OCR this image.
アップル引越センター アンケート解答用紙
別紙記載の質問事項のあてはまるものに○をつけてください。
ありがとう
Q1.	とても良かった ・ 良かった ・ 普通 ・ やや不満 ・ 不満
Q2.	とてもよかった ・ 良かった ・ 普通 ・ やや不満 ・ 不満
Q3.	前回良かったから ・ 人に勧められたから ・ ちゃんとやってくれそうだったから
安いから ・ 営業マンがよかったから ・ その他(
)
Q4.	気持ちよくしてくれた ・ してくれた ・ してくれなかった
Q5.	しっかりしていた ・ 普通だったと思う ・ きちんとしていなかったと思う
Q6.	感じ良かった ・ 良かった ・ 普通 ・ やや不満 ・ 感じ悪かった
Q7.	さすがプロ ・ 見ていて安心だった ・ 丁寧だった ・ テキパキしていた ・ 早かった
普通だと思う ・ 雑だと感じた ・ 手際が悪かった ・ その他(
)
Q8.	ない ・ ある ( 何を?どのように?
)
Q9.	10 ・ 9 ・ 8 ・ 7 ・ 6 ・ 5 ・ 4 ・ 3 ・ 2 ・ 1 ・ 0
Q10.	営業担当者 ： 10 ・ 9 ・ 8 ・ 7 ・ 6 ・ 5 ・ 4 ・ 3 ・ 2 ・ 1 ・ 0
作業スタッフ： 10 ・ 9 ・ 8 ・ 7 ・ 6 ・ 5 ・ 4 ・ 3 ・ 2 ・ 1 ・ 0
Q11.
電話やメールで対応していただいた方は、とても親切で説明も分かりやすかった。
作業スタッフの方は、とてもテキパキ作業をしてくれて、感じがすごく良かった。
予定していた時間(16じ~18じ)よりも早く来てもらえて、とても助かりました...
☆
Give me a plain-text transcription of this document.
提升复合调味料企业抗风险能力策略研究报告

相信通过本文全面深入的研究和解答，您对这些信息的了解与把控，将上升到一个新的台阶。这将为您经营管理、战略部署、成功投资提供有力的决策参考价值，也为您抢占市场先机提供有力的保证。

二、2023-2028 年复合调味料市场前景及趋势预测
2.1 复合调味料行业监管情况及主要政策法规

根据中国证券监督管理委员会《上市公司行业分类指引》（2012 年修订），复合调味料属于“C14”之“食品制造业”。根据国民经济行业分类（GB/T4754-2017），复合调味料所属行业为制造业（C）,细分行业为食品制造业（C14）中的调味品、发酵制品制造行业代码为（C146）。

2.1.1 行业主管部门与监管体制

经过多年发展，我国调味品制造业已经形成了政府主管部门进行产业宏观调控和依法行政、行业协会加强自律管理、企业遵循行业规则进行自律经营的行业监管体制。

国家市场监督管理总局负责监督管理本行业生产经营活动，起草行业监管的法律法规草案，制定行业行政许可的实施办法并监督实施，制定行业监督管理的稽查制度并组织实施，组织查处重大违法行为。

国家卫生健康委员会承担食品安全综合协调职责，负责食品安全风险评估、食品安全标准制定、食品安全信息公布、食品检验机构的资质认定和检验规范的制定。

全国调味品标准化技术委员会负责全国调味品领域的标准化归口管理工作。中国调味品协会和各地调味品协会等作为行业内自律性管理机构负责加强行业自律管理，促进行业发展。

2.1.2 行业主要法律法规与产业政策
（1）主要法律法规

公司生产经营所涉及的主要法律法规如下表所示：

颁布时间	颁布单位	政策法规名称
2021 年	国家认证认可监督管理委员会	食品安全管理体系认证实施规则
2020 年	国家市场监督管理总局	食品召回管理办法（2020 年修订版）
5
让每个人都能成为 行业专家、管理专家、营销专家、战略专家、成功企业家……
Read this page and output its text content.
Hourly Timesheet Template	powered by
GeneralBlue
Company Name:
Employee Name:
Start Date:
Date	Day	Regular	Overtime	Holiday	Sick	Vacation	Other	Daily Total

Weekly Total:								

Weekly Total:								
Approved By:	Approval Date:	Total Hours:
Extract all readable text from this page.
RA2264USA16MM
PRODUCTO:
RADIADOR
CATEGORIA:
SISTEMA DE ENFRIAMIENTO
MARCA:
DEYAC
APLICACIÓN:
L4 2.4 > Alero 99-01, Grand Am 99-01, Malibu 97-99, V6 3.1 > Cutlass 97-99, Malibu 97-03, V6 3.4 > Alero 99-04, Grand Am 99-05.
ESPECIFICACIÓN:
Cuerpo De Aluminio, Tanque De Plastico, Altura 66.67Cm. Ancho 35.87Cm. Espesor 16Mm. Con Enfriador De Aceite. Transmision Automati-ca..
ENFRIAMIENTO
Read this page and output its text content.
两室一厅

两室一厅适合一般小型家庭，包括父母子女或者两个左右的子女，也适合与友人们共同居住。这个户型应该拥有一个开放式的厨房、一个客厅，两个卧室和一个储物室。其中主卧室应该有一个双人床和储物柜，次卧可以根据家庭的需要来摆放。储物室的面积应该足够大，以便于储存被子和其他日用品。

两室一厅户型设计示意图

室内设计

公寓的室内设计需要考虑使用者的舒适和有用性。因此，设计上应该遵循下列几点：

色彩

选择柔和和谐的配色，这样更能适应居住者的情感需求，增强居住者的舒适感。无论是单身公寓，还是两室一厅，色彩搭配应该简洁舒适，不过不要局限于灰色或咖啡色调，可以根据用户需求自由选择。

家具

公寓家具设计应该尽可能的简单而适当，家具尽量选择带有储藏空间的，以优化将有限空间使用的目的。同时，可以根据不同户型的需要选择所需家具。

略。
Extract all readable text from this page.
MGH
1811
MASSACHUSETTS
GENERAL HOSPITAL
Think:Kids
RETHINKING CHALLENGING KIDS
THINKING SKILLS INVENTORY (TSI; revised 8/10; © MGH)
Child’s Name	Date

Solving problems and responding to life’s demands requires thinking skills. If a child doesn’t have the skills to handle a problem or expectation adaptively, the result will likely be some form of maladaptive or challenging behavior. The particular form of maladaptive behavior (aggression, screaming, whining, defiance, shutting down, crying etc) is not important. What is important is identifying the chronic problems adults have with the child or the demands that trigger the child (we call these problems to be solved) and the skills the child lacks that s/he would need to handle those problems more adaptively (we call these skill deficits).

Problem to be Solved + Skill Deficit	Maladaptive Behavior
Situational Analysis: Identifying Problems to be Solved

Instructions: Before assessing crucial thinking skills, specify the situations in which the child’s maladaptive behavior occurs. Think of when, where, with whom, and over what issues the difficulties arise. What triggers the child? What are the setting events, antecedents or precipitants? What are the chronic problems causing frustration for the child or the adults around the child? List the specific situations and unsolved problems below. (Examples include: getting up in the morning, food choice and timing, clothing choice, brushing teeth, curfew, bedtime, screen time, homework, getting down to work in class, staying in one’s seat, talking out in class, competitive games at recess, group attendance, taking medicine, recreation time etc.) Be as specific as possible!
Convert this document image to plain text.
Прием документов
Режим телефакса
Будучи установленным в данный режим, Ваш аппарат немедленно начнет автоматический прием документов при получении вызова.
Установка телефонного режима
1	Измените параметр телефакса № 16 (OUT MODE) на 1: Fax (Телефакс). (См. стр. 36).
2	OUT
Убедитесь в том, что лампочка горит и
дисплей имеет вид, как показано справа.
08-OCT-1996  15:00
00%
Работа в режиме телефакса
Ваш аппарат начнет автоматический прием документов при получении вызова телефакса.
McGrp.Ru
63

==============================

The exercise -
Write out every line of the material again, exactly as it reads.

Solution -
OCR this image.
アップル引越センター アンケート解答用紙
別紙記載の質問事項のあてはまるものに○をつけてください。
ありがとう
Q1.	とても良かった ・ 良かった ・ 普通 ・ やや不満 ・ 不満
Q2.	とてもよかった ・ 良かった ・ 普通 ・ やや不満 ・ 不満
Q3.	前回良かったから ・ 人に勧められたから ・ ちゃんとやってくれそうだったから
安いから ・ 営業マンがよかったから ・ その他(
)
Q4.	気持ちよくしてくれた ・ してくれた ・ してくれなかった
Q5.	しっかりしていた ・ 普通だったと思う ・ きちんとしていなかったと思う
Q6.	感じ良かった ・ 良かった ・ 普通 ・ やや不満 ・ 感じ悪かった
Q7.	さすがプロ ・ 見ていて安心だった ・ 丁寧だった ・ テキパキしていた ・ 早かった
普通だと思う ・ 雑だと感じた ・ 手際が悪かった ・ その他(
)
Q8.	ない ・ ある ( 何を?どのように?
)
Q9.	10 ・ 9 ・ 8 ・ 7 ・ 6 ・ 5 ・ 4 ・ 3 ・ 2 ・ 1 ・ 0
Q10.	営業担当者 ： 10 ・ 9 ・ 8 ・ 7 ・ 6 ・ 5 ・ 4 ・ 3 ・ 2 ・ 1 ・ 0
作業スタッフ： 10 ・ 9 ・ 8 ・ 7 ・ 6 ・ 5 ・ 4 ・ 3 ・ 2 ・ 1 ・ 0
Q11.
電話やメールで対応していただいた方は、とても親切で説明も分かりやすかった。
作業スタッフの方は、とてもテキパキ作業をしてくれて、感じがすごく良かった。
予定していた時間(16じ~18じ)よりも早く来てもらえて、とても助かりました...
☆
Give me a plain-text transcription of this document.
提升复合调味料企业抗风险能力策略研究报告

相信通过本文全面深入的研究和解答，您对这些信息的了解与把控，将上升到一个新的台阶。这将为您经营管理、战略部署、成功投资提供有力的决策参考价值，也为您抢占市场先机提供有力的保证。

二、2023-2028 年复合调味料市场前景及趋势预测
2.1 复合调味料行业监管情况及主要政策法规

根据中国证券监督管理委员会《上市公司行业分类指引》（2012 年修订），复合调味料属于“C14”之“食品制造业”。根据国民经济行业分类（GB/T4754-2017），复合调味料所属行业为制造业（C）,细分行业为食品制造业（C14）中的调味品、发酵制品制造行业代码为（C146）。

2.1.1 行业主管部门与监管体制

经过多年发展，我国调味品制造业已经形成了政府主管部门进行产业宏观调控和依法行政、行业协会加强自律管理、企业遵循行业规则进行自律经营的行业监管体制。

国家市场监督管理总局负责监督管理本行业生产经营活动，起草行业监管的法律法规草案，制定行业行政许可的实施办法并监督实施，制定行业监督管理的稽查制度并组织实施，组织查处重大违法行为。

国家卫生健康委员会承担食品安全综合协调职责，负责食品安全风险评估、食品安全标准制定、食品安全信息公布、食品检验机构的资质认定和检验规范的制定。

全国调味品标准化技术委员会负责全国调味品领域的标准化归口管理工作。中国调味品协会和各地调味品协会等作为行业内自律性管理机构负责加强行业自律管理，促进行业发展。

2.1.2 行业主要法律法规与产业政策
（1）主要法律法规

公司生产经营所涉及的主要法律法规如下表所示：

颁布时间	颁布单位	政策法规名称
2021 年	国家认证认可监督管理委员会	食品安全管理体系认证实施规则
2020 年	国家市场监督管理总局	食品召回管理办法（2020 年修订版）
5
让每个人都能成为 行业专家、管理专家、营销专家、战略专家、成功企业家……
Read this page and output its text content.
Hourly Timesheet Template	powered by
GeneralBlue
Company Name:
Employee Name:
Start Date:
Date	Day	Regular	Overtime	Holiday	Sick	Vacation	Other	Daily Total

Weekly Total:								

Weekly Total:								
Approved By:	Approval Date:	Total Hours:
Extract all readable text from this page.
RA2264USA16MM
PRODUCTO:
RADIADOR
CATEGORIA:
SISTEMA DE ENFRIAMIENTO
MARCA:
DEYAC
APLICACIÓN:
L4 2.4 > Alero 99-01, Grand Am 99-01, Malibu 97-99, V6 3.1 > Cutlass 97-99, Malibu 97-03, V6 3.4 > Alero 99-04, Grand Am 99-05.
ESPECIFICACIÓN:
Cuerpo De Aluminio, Tanque De Plastico, Altura 66.67Cm. Ancho 35.87Cm. Espesor 16Mm. Con Enfriador De Aceite. Transmision Automati-ca..
ENFRIAMIENTO
Read this page and output its text content.
两室一厅

两室一厅适合一般小型家庭，包括父母子女或者两个左右的子女，也适合与友人们共同居住。这个户型应该拥有一个开放式的厨房、一个客厅，两个卧室和一个储物室。其中主卧室应该有一个双人床和储物柜，次卧可以根据家庭的需要来摆放。储物室的面积应该足够大，以便于储存被子和其他日用品。

两室一厅户型设计示意图

室内设计

公寓的室内设计需要考虑使用者的舒适和有用性。因此，设计上应该遵循下列几点：

色彩

选择柔和和谐的配色，这样更能适应居住者的情感需求，增强居住者的舒适感。无论是单身公寓，还是两室一厅，色彩搭配应该简洁舒适，不过不要局限于灰色或咖啡色调，可以根据用户需求自由选择。

家具

公寓家具设计应该尽可能的简单而适当，家具尽量选择带有储藏空间的，以优化将有限空间使用的目的。同时，可以根据不同户型的需要选择所需家具。

略。
Extract all readable text from this page.
MGH
1811
MASSACHUSETTS
GENERAL HOSPITAL
Think:Kids
RETHINKING CHALLENGING KIDS
THINKING SKILLS INVENTORY (TSI; revised 8/10; © MGH)
Child’s Name	Date

Solving problems and responding to life’s demands requires thinking skills. If a child doesn’t have the skills to handle a problem or expectation adaptively, the result will likely be some form of maladaptive or challenging behavior. The particular form of maladaptive behavior (aggression, screaming, whining, defiance, shutting down, crying etc) is not important. What is important is identifying the chronic problems adults have with the child or the demands that trigger the child (we call these problems to be solved) and the skills the child lacks that s/he would need to handle those problems more adaptively (we call these skill deficits).

Problem to be Solved + Skill Deficit	Maladaptive Behavior
Situational Analysis: Identifying Problems to be Solved

Instructions: Before assessing crucial thinking skills, specify the situations in which the child’s maladaptive behavior occurs. Think of when, where, with whom, and over what issues the difficulties arise. What triggers the child? What are the setting events, antecedents or precipitants? What are the chronic problems causing frustration for the child or the adults around the child? List the specific situations and unsolved problems below. (Examples include: getting up in the morning, food choice and timing, clothing choice, brushing teeth, curfew, bedtime, screen time, homework, getting down to work in class, staying in one’s seat, talking out in class, competitive games at recess, group attendance, taking medicine, recreation time etc.) Be as specific as possible!
Convert this document image to plain text.
Прием документов
Режим телефакса
Будучи установленным в данный режим, Ваш аппарат немедленно начнет автоматический прием документов при получении вызова.
Установка телефонного режима
1	Измените параметр телефакса № 16 (OUT MODE) на 1: Fax (Телефакс). (См. стр. 36).
2	OUT
Убедитесь в том, что лампочка горит и
дисплей имеет вид, как показано справа.
08-OCT-1996  15:00
00%
Работа в режиме телефакса
Ваш аппарат начнет автоматический прием документов при получении вызова телефакса.
McGrp.Ru
63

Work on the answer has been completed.